◆ TASK TO COMPLETE
From the line containing "Transcribe the text in this document." through the last line of the data, return those lines exactly as written and nothing more.

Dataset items
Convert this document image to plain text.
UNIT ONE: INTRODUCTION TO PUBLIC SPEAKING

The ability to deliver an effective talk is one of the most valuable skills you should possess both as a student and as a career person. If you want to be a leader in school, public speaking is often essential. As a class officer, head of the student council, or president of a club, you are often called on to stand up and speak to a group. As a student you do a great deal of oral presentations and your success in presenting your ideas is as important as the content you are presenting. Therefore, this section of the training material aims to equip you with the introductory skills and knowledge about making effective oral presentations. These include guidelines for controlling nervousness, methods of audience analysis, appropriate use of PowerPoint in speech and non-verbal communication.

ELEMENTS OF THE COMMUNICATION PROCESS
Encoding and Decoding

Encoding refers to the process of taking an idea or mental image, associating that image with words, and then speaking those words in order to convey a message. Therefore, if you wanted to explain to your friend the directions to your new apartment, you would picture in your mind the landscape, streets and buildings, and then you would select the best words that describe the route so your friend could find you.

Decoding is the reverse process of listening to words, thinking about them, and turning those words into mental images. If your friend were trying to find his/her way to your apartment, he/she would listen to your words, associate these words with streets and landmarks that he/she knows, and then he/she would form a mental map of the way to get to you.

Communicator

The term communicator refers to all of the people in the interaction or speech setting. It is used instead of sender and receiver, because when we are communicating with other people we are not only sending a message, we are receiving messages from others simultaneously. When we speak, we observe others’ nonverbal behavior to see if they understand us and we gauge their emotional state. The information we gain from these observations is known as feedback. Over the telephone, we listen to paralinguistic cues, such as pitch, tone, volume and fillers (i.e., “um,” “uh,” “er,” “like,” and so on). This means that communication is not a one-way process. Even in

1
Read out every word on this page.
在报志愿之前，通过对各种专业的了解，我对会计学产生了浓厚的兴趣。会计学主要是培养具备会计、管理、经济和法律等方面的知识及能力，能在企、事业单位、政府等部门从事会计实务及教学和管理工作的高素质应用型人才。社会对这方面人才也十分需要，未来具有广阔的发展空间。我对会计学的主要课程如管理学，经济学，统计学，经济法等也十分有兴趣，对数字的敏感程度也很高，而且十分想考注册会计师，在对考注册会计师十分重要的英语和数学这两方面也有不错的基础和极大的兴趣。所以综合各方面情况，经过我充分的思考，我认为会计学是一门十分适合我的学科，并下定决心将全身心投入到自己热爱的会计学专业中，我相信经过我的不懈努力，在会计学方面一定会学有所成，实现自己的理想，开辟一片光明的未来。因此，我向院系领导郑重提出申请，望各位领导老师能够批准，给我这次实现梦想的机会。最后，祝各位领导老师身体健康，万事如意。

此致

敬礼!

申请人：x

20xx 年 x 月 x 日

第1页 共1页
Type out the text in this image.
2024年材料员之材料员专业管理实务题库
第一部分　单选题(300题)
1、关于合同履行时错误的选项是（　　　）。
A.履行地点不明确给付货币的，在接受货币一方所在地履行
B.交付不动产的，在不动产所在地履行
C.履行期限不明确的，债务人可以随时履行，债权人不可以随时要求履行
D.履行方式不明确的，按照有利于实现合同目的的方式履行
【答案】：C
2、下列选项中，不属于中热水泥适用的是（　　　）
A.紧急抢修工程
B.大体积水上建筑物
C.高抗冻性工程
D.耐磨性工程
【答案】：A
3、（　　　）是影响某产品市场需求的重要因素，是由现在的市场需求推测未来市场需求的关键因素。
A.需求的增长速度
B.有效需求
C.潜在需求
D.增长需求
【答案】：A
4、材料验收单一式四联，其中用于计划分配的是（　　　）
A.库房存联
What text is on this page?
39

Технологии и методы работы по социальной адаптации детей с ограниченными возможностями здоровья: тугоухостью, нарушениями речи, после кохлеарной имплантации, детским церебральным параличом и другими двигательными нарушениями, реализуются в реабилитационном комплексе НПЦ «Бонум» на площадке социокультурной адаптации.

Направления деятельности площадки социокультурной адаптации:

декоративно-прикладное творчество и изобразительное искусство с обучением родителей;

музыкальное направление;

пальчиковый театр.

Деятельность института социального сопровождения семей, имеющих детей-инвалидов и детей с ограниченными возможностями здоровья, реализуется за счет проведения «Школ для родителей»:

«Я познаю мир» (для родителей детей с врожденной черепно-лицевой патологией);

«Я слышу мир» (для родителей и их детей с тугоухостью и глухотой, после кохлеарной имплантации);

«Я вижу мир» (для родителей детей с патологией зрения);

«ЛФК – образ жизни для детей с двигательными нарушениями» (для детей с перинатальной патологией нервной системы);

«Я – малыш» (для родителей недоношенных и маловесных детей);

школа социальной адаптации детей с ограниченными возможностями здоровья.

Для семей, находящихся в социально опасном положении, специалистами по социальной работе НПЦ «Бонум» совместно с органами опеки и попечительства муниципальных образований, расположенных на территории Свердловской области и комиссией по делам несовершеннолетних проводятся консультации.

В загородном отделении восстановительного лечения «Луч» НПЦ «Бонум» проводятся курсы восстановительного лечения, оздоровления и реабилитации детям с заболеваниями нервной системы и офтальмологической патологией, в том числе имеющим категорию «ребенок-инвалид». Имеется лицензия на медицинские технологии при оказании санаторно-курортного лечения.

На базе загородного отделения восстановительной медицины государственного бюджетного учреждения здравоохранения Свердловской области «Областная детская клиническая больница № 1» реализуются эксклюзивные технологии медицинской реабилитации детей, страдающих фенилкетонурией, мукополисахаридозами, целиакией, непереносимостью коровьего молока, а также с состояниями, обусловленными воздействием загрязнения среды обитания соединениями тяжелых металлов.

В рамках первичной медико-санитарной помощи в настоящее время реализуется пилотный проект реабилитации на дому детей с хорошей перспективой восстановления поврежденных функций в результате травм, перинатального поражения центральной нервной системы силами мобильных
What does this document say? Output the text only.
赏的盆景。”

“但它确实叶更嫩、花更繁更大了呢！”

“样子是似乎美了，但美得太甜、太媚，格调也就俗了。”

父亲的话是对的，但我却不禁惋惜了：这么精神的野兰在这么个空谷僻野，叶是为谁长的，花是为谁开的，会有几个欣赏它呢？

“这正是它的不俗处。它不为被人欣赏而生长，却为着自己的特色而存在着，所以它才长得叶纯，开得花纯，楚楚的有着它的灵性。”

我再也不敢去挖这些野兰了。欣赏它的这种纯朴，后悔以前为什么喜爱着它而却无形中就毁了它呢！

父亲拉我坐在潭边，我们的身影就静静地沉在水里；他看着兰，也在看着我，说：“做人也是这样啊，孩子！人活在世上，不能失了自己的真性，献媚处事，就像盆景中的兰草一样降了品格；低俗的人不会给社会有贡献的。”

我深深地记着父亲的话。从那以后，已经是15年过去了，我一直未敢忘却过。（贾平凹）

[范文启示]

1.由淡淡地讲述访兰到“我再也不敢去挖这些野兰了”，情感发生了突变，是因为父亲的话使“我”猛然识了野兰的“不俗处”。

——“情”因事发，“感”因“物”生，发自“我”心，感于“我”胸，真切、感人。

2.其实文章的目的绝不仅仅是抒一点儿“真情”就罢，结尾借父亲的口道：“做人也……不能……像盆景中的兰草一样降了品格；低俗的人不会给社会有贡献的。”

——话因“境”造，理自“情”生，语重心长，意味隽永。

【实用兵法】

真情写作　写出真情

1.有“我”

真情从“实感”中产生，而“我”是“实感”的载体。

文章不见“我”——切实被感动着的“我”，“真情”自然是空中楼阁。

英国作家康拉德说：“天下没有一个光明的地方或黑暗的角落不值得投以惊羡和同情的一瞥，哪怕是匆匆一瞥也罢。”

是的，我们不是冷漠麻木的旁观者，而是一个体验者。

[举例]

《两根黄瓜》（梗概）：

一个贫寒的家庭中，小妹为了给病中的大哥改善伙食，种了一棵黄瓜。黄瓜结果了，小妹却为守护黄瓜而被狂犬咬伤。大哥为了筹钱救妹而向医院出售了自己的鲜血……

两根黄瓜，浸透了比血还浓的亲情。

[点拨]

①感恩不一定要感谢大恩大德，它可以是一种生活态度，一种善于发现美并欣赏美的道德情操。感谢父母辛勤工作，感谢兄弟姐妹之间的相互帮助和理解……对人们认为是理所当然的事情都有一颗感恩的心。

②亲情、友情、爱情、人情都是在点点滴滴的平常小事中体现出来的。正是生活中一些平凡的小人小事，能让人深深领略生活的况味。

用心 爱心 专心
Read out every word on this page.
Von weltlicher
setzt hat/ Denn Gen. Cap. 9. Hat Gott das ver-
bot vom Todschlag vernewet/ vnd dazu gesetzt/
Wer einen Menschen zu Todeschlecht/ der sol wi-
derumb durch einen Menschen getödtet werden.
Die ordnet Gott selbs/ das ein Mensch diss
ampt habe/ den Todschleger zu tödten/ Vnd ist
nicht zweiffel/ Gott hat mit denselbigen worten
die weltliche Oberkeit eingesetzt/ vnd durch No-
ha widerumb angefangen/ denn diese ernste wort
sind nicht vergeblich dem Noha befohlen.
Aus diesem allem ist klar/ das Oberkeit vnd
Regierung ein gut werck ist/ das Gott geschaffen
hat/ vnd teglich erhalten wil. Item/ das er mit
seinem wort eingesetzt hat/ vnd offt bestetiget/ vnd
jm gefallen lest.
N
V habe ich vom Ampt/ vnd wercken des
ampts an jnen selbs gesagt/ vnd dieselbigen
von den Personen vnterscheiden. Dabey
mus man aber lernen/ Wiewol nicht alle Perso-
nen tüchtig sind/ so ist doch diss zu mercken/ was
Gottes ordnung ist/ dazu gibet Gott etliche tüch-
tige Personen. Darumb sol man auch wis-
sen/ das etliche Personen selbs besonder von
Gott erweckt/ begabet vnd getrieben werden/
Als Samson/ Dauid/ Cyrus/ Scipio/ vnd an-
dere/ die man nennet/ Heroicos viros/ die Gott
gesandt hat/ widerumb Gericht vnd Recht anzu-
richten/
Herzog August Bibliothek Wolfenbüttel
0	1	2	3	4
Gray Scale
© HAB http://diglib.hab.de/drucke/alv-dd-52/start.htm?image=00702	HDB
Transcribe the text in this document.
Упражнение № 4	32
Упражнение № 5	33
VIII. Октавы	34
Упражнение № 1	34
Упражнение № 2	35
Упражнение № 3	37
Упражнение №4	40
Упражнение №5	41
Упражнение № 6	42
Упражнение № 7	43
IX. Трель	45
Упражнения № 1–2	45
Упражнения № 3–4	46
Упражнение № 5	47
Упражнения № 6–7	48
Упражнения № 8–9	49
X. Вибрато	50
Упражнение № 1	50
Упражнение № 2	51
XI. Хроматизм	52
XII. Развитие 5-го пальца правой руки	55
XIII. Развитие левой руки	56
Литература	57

◆ REPLY
Transcribe the text in this document.
Упражнение № 4	32
Упражнение № 5	33
VIII. Октавы	34
Упражнение № 1	34
Упражнение № 2	35
Упражнение № 3	37
Упражнение №4	40
Упражнение №5	41
Упражнение № 6	42
Упражнение № 7	43
IX. Трель	45
Упражнения № 1–2	45
Упражнения № 3–4	46
Упражнение № 5	47
Упражнения № 6–7	48
Упражнения № 8–9	49
X. Вибрато	50
Упражнение № 1	50
Упражнение № 2	51
XI. Хроматизм	52
XII. Развитие 5-го пальца правой руки	55
XIII. Развитие левой руки	56
Литература	57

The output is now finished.